• _EXERCISE INSTRUCTIONS_
Bring together all lines of the material below that contain the string "decision".

:::::

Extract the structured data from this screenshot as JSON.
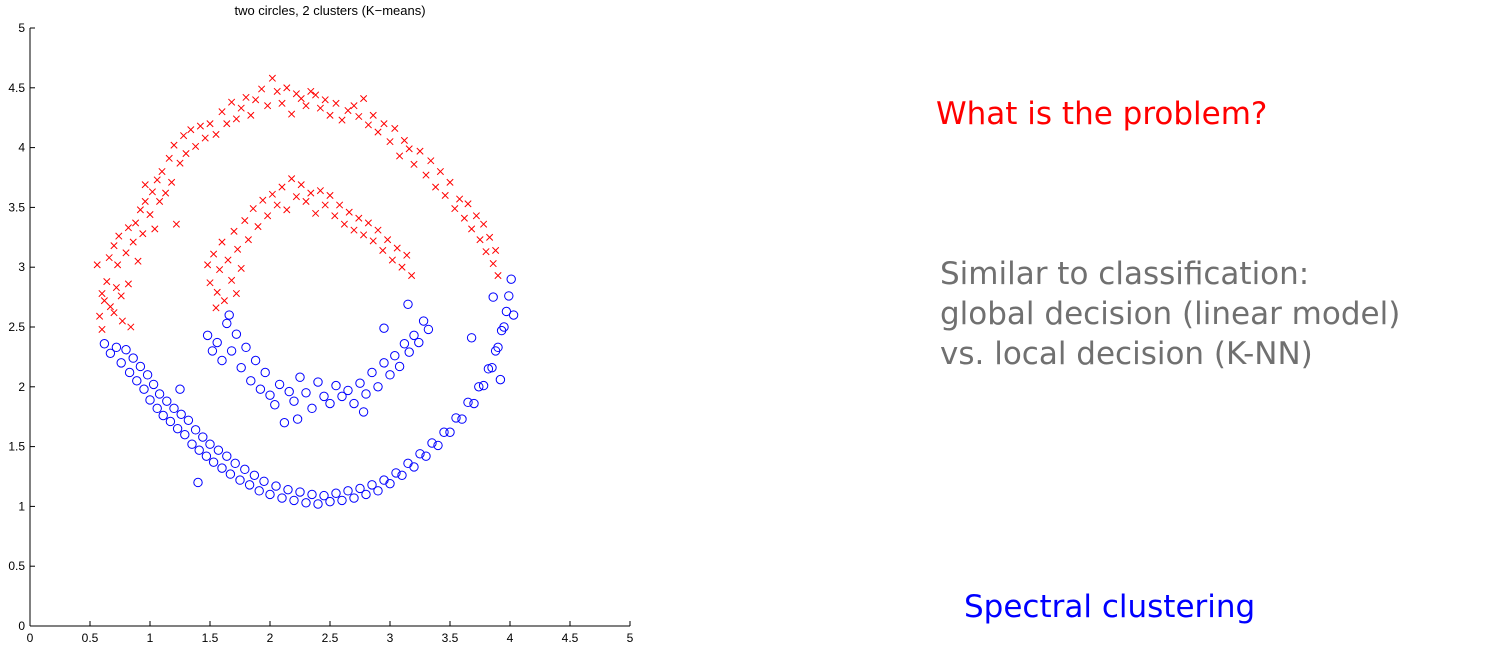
{
  "chart_data": {
    "type": "scatter",
    "title": "two circles, 2 clusters (K−means)",
    "xlabel": "",
    "ylabel": "",
    "xlim": [
      0,
      5
    ],
    "ylim": [
      0,
      5
    ],
    "xticks": [
      "0",
      "0.5",
      "1",
      "1.5",
      "2",
      "2.5",
      "3",
      "3.5",
      "4",
      "4.5",
      "5"
    ],
    "yticks": [
      "0",
      "0.5",
      "1",
      "1.5",
      "2",
      "2.5",
      "3",
      "3.5",
      "4",
      "4.5",
      "5"
    ],
    "grid": false,
    "series": [
      {
        "marker": "x",
        "color": "#ff0000",
        "points": [
          [
            0.56,
            3.02
          ],
          [
            0.58,
            2.59
          ],
          [
            0.6,
            2.78
          ],
          [
            0.6,
            2.48
          ],
          [
            0.62,
            2.72
          ],
          [
            0.64,
            2.88
          ],
          [
            0.66,
            3.08
          ],
          [
            0.67,
            2.67
          ],
          [
            0.7,
            3.18
          ],
          [
            0.7,
            2.62
          ],
          [
            0.72,
            2.83
          ],
          [
            0.73,
            3.02
          ],
          [
            0.74,
            3.26
          ],
          [
            0.76,
            2.76
          ],
          [
            0.77,
            2.55
          ],
          [
            0.8,
            3.12
          ],
          [
            0.82,
            2.86
          ],
          [
            0.82,
            3.33
          ],
          [
            0.84,
            2.5
          ],
          [
            0.86,
            3.21
          ],
          [
            0.88,
            3.37
          ],
          [
            0.9,
            3.05
          ],
          [
            0.92,
            3.48
          ],
          [
            0.94,
            3.28
          ],
          [
            0.96,
            3.55
          ],
          [
            0.96,
            3.69
          ],
          [
            1.0,
            3.44
          ],
          [
            1.02,
            3.63
          ],
          [
            1.04,
            3.32
          ],
          [
            1.06,
            3.73
          ],
          [
            1.08,
            3.55
          ],
          [
            1.1,
            3.8
          ],
          [
            1.13,
            3.62
          ],
          [
            1.16,
            3.91
          ],
          [
            1.18,
            3.71
          ],
          [
            1.2,
            4.02
          ],
          [
            1.22,
            3.36
          ],
          [
            1.25,
            3.87
          ],
          [
            1.28,
            4.1
          ],
          [
            1.3,
            3.95
          ],
          [
            1.34,
            4.15
          ],
          [
            1.38,
            4.01
          ],
          [
            1.42,
            4.18
          ],
          [
            1.46,
            4.08
          ],
          [
            1.5,
            4.2
          ],
          [
            1.55,
            4.11
          ],
          [
            1.6,
            4.3
          ],
          [
            1.64,
            4.2
          ],
          [
            1.68,
            4.38
          ],
          [
            1.72,
            4.24
          ],
          [
            1.76,
            4.33
          ],
          [
            1.8,
            4.42
          ],
          [
            1.84,
            4.27
          ],
          [
            1.88,
            4.4
          ],
          [
            1.93,
            4.49
          ],
          [
            1.98,
            4.35
          ],
          [
            2.02,
            4.58
          ],
          [
            2.06,
            4.47
          ],
          [
            2.1,
            4.37
          ],
          [
            2.14,
            4.5
          ],
          [
            2.18,
            4.28
          ],
          [
            2.22,
            4.45
          ],
          [
            2.26,
            4.41
          ],
          [
            2.3,
            4.35
          ],
          [
            2.34,
            4.47
          ],
          [
            2.38,
            4.44
          ],
          [
            2.42,
            4.33
          ],
          [
            2.46,
            4.4
          ],
          [
            2.5,
            4.27
          ],
          [
            2.55,
            4.37
          ],
          [
            2.6,
            4.23
          ],
          [
            2.65,
            4.31
          ],
          [
            2.7,
            4.35
          ],
          [
            2.74,
            4.26
          ],
          [
            2.78,
            4.41
          ],
          [
            2.82,
            4.19
          ],
          [
            2.86,
            4.27
          ],
          [
            2.9,
            4.13
          ],
          [
            2.95,
            4.2
          ],
          [
            3.0,
            4.05
          ],
          [
            3.04,
            4.16
          ],
          [
            3.08,
            3.93
          ],
          [
            3.12,
            4.06
          ],
          [
            3.16,
            3.99
          ],
          [
            3.2,
            3.86
          ],
          [
            3.25,
            3.97
          ],
          [
            3.3,
            3.77
          ],
          [
            3.34,
            3.89
          ],
          [
            3.38,
            3.67
          ],
          [
            3.42,
            3.8
          ],
          [
            3.46,
            3.6
          ],
          [
            3.5,
            3.71
          ],
          [
            3.54,
            3.49
          ],
          [
            3.58,
            3.57
          ],
          [
            3.62,
            3.41
          ],
          [
            3.65,
            3.53
          ],
          [
            3.68,
            3.32
          ],
          [
            3.72,
            3.43
          ],
          [
            3.75,
            3.23
          ],
          [
            3.78,
            3.36
          ],
          [
            3.8,
            3.13
          ],
          [
            3.83,
            3.25
          ],
          [
            3.86,
            3.03
          ],
          [
            3.88,
            3.14
          ],
          [
            3.9,
            2.93
          ],
          [
            1.48,
            3.02
          ],
          [
            1.5,
            2.87
          ],
          [
            1.53,
            3.11
          ],
          [
            1.56,
            2.79
          ],
          [
            1.58,
            2.98
          ],
          [
            1.6,
            3.21
          ],
          [
            1.62,
            2.72
          ],
          [
            1.65,
            3.06
          ],
          [
            1.68,
            2.89
          ],
          [
            1.7,
            3.3
          ],
          [
            1.73,
            3.15
          ],
          [
            1.76,
            2.99
          ],
          [
            1.79,
            3.39
          ],
          [
            1.82,
            3.23
          ],
          [
            1.86,
            3.49
          ],
          [
            1.9,
            3.34
          ],
          [
            1.94,
            3.56
          ],
          [
            1.98,
            3.43
          ],
          [
            2.02,
            3.61
          ],
          [
            2.06,
            3.52
          ],
          [
            2.1,
            3.67
          ],
          [
            2.14,
            3.48
          ],
          [
            2.18,
            3.74
          ],
          [
            2.22,
            3.59
          ],
          [
            2.26,
            3.69
          ],
          [
            2.3,
            3.55
          ],
          [
            2.34,
            3.62
          ],
          [
            2.38,
            3.45
          ],
          [
            2.42,
            3.64
          ],
          [
            2.46,
            3.52
          ],
          [
            2.5,
            3.6
          ],
          [
            2.54,
            3.43
          ],
          [
            2.58,
            3.52
          ],
          [
            2.62,
            3.36
          ],
          [
            2.66,
            3.46
          ],
          [
            2.7,
            3.31
          ],
          [
            2.74,
            3.41
          ],
          [
            2.78,
            3.27
          ],
          [
            2.82,
            3.37
          ],
          [
            2.86,
            3.22
          ],
          [
            2.9,
            3.31
          ],
          [
            2.94,
            3.14
          ],
          [
            2.98,
            3.23
          ],
          [
            3.02,
            3.06
          ],
          [
            3.06,
            3.16
          ],
          [
            3.1,
            3.0
          ],
          [
            3.14,
            3.1
          ],
          [
            3.18,
            2.93
          ],
          [
            1.55,
            2.66
          ],
          [
            1.72,
            2.78
          ]
        ]
      },
      {
        "marker": "o",
        "color": "#0000ff",
        "points": [
          [
            0.62,
            2.36
          ],
          [
            0.67,
            2.28
          ],
          [
            0.72,
            2.33
          ],
          [
            0.76,
            2.2
          ],
          [
            0.8,
            2.31
          ],
          [
            0.83,
            2.12
          ],
          [
            0.86,
            2.24
          ],
          [
            0.89,
            2.05
          ],
          [
            0.92,
            2.17
          ],
          [
            0.95,
            1.98
          ],
          [
            0.98,
            2.1
          ],
          [
            1.0,
            1.89
          ],
          [
            1.03,
            2.02
          ],
          [
            1.06,
            1.82
          ],
          [
            1.08,
            1.94
          ],
          [
            1.11,
            1.76
          ],
          [
            1.14,
            1.88
          ],
          [
            1.17,
            1.71
          ],
          [
            1.2,
            1.82
          ],
          [
            1.23,
            1.65
          ],
          [
            1.26,
            1.77
          ],
          [
            1.29,
            1.6
          ],
          [
            1.32,
            1.72
          ],
          [
            1.35,
            1.52
          ],
          [
            1.38,
            1.64
          ],
          [
            1.41,
            1.47
          ],
          [
            1.44,
            1.58
          ],
          [
            1.47,
            1.42
          ],
          [
            1.5,
            1.52
          ],
          [
            1.53,
            1.37
          ],
          [
            1.57,
            1.47
          ],
          [
            1.6,
            1.32
          ],
          [
            1.64,
            1.42
          ],
          [
            1.67,
            1.27
          ],
          [
            1.71,
            1.36
          ],
          [
            1.75,
            1.22
          ],
          [
            1.79,
            1.31
          ],
          [
            1.83,
            1.18
          ],
          [
            1.87,
            1.26
          ],
          [
            1.91,
            1.13
          ],
          [
            1.95,
            1.21
          ],
          [
            2.0,
            1.1
          ],
          [
            2.05,
            1.17
          ],
          [
            2.1,
            1.07
          ],
          [
            2.15,
            1.14
          ],
          [
            2.2,
            1.05
          ],
          [
            2.25,
            1.12
          ],
          [
            2.3,
            1.03
          ],
          [
            2.35,
            1.1
          ],
          [
            2.4,
            1.02
          ],
          [
            2.45,
            1.09
          ],
          [
            2.5,
            1.04
          ],
          [
            2.55,
            1.11
          ],
          [
            2.6,
            1.05
          ],
          [
            2.65,
            1.13
          ],
          [
            2.7,
            1.07
          ],
          [
            2.75,
            1.15
          ],
          [
            2.8,
            1.1
          ],
          [
            2.85,
            1.18
          ],
          [
            2.9,
            1.13
          ],
          [
            2.95,
            1.22
          ],
          [
            3.0,
            1.19
          ],
          [
            3.05,
            1.28
          ],
          [
            3.1,
            1.26
          ],
          [
            3.15,
            1.36
          ],
          [
            3.2,
            1.33
          ],
          [
            3.25,
            1.44
          ],
          [
            3.3,
            1.42
          ],
          [
            3.35,
            1.53
          ],
          [
            3.4,
            1.51
          ],
          [
            3.45,
            1.62
          ],
          [
            3.5,
            1.62
          ],
          [
            3.55,
            1.74
          ],
          [
            3.6,
            1.73
          ],
          [
            3.65,
            1.87
          ],
          [
            3.7,
            1.86
          ],
          [
            3.74,
            2.0
          ],
          [
            3.78,
            2.01
          ],
          [
            3.82,
            2.15
          ],
          [
            3.85,
            2.16
          ],
          [
            3.88,
            2.3
          ],
          [
            3.9,
            2.33
          ],
          [
            3.93,
            2.47
          ],
          [
            3.95,
            2.5
          ],
          [
            3.97,
            2.63
          ],
          [
            3.99,
            2.76
          ],
          [
            4.01,
            2.9
          ],
          [
            4.03,
            2.6
          ],
          [
            3.86,
            2.75
          ],
          [
            3.92,
            2.06
          ],
          [
            1.25,
            1.98
          ],
          [
            1.4,
            1.2
          ],
          [
            3.68,
            2.41
          ],
          [
            1.48,
            2.43
          ],
          [
            1.52,
            2.3
          ],
          [
            1.56,
            2.37
          ],
          [
            1.6,
            2.22
          ],
          [
            1.64,
            2.53
          ],
          [
            1.68,
            2.3
          ],
          [
            1.72,
            2.44
          ],
          [
            1.76,
            2.16
          ],
          [
            1.8,
            2.33
          ],
          [
            1.84,
            2.05
          ],
          [
            1.88,
            2.22
          ],
          [
            1.92,
            1.98
          ],
          [
            1.96,
            2.12
          ],
          [
            2.0,
            1.93
          ],
          [
            2.04,
            1.85
          ],
          [
            2.08,
            2.02
          ],
          [
            2.12,
            1.7
          ],
          [
            2.16,
            1.96
          ],
          [
            2.2,
            1.88
          ],
          [
            2.25,
            2.08
          ],
          [
            2.3,
            1.95
          ],
          [
            2.35,
            1.82
          ],
          [
            2.4,
            2.04
          ],
          [
            2.45,
            1.92
          ],
          [
            2.5,
            1.86
          ],
          [
            2.55,
            2.01
          ],
          [
            2.6,
            1.92
          ],
          [
            2.65,
            1.97
          ],
          [
            2.7,
            1.86
          ],
          [
            2.75,
            2.03
          ],
          [
            2.8,
            1.94
          ],
          [
            2.85,
            2.12
          ],
          [
            2.9,
            2.0
          ],
          [
            2.95,
            2.2
          ],
          [
            3.0,
            2.1
          ],
          [
            3.04,
            2.26
          ],
          [
            3.08,
            2.17
          ],
          [
            3.12,
            2.36
          ],
          [
            3.16,
            2.29
          ],
          [
            3.2,
            2.43
          ],
          [
            3.24,
            2.37
          ],
          [
            3.28,
            2.55
          ],
          [
            3.32,
            2.48
          ],
          [
            2.95,
            2.49
          ],
          [
            3.15,
            2.69
          ],
          [
            1.66,
            2.6
          ],
          [
            2.23,
            1.73
          ],
          [
            2.78,
            1.79
          ]
        ]
      }
    ]
  },
  "slide": {
    "question": "What is the problem?",
    "description": [
      "Similar to classification:",
      "global decision (linear model)",
      "vs. local decision (K-NN)"
    ],
    "answer": "Spectral clustering"
  }
}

:::::

• _COMPLETE ANSWER_
      "global decision (linear model)",
      "vs. local decision (K-NN)"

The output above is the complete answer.